(DATASET ENTRIES Opens)

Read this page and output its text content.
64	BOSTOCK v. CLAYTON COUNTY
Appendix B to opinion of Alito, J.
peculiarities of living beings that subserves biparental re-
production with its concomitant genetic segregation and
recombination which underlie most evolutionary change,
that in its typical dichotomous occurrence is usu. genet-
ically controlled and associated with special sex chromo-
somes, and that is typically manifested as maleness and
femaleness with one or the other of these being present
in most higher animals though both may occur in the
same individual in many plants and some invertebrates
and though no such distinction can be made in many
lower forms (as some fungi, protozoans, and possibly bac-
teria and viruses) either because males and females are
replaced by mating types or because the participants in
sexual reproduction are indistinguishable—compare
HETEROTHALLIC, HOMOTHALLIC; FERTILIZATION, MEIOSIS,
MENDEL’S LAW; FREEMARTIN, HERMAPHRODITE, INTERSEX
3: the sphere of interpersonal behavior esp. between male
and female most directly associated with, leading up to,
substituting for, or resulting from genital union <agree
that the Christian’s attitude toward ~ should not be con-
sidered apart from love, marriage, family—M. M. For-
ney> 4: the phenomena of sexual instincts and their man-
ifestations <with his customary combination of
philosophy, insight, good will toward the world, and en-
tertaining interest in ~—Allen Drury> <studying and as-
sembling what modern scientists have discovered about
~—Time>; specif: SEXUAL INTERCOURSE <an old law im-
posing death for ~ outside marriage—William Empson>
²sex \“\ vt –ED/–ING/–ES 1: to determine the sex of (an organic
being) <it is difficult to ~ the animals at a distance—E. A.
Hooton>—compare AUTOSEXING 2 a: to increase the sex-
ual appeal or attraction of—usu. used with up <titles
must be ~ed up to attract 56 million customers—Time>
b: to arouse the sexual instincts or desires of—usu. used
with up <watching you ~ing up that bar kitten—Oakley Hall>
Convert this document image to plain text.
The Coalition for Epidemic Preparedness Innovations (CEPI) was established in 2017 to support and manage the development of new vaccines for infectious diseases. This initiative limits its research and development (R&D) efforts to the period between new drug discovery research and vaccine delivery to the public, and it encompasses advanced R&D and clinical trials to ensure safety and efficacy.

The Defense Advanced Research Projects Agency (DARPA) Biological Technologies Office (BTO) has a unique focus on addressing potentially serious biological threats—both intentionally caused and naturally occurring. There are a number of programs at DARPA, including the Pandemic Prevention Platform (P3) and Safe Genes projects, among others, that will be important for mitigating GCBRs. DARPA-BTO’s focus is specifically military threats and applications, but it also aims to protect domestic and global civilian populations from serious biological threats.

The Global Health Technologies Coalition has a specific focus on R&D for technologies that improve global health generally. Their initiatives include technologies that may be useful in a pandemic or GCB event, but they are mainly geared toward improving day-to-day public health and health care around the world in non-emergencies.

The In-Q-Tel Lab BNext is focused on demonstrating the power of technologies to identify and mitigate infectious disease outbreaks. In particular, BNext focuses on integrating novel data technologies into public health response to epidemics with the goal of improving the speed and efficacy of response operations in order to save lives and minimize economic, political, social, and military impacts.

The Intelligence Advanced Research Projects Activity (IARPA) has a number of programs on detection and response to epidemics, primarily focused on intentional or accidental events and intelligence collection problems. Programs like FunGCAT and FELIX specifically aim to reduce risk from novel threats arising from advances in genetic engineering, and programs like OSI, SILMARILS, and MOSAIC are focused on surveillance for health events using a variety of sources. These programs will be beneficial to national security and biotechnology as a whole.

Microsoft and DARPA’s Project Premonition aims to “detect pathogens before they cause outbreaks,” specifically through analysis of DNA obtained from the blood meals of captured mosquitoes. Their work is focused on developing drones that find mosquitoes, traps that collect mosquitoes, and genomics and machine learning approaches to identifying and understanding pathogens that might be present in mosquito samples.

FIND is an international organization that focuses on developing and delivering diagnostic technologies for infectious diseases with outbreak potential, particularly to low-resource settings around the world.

(DATASET ENTRIES Closes)

# ASSIGNMENT
After reading the material above, tally the lines that include the string "because" and give only the number.

# YOUR RESPONSE
2